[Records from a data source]

*** Begin section ***

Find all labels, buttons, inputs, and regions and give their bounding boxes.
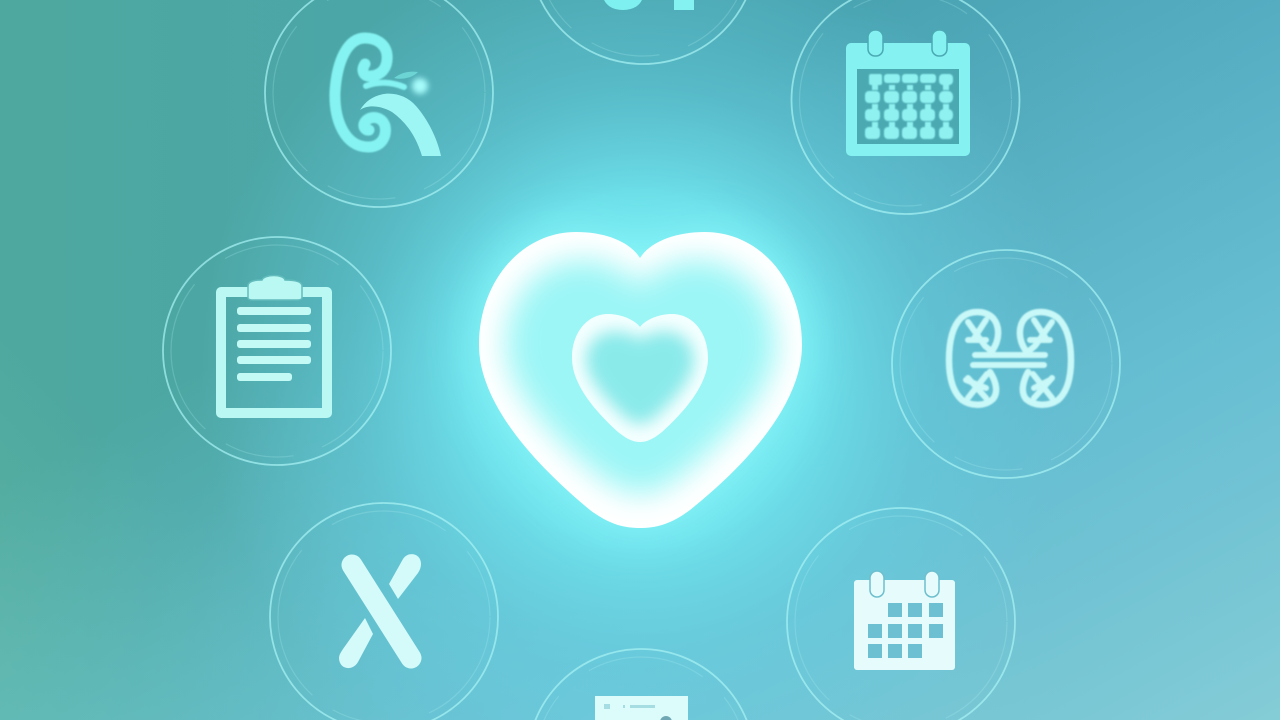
icon: clipboard board: [221, 292, 327, 413]
icon: calendar rings: [870, 571, 939, 597]
heart outer glow: [479, 232, 802, 528]
icon: kidneys: [949, 312, 1071, 405]
icon: calendar body: [846, 43, 970, 156]
icon: document header marks: [604, 704, 672, 720]
icon: document card: [595, 696, 688, 720]
icon: calendar date squares: [868, 603, 943, 658]
icon circle: top (cropped): [529, 0, 757, 64]
icon: short lower bar: [339, 618, 373, 668]
icon circle: crossed bars: [270, 503, 498, 720]
icon circle: calendar: [787, 508, 1015, 720]
icon circle: bottom document (cropped): [527, 649, 755, 720]
icon circle: ear cochlea: [265, 0, 493, 207]
icon circle: abacus calendar: [792, 0, 1020, 214]
icon: calendar rings: [868, 30, 947, 56]
icon: short upper bar: [389, 554, 421, 599]
icon: clipboard text lines: [237, 307, 311, 381]
central glowing heart: [470, 225, 810, 535]
outer heart: [470, 225, 810, 535]
right kidney branches: [1030, 320, 1052, 398]
icon: glowing spark: [394, 72, 428, 94]
icon: calendar page: [854, 580, 955, 670]
icon circle: kidneys: [892, 250, 1120, 478]
icon: long bar: [352, 565, 411, 658]
icon circle: clipboard: [163, 237, 391, 465]
left kidney outline: [949, 312, 998, 405]
right kidney outline: [1020, 312, 1071, 405]
icon: clipboard clip: [248, 276, 302, 300]
icon: cochlea tail: [360, 94, 441, 156]
icon: cochlea spiral: [335, 38, 404, 147]
left kidney branches: [966, 320, 990, 398]
icon: calendar date cells: [865, 74, 953, 139]
connecting ureter bars: [973, 355, 1045, 365]
inner heart: [572, 314, 708, 442]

*** End section ***

■ INSTRUCTIONS TO FOLLOW ■
A single number is the whole answer here: the number of lines in the data that include "calendar".

■ RESPONSE TO THE EXERCISE ■
8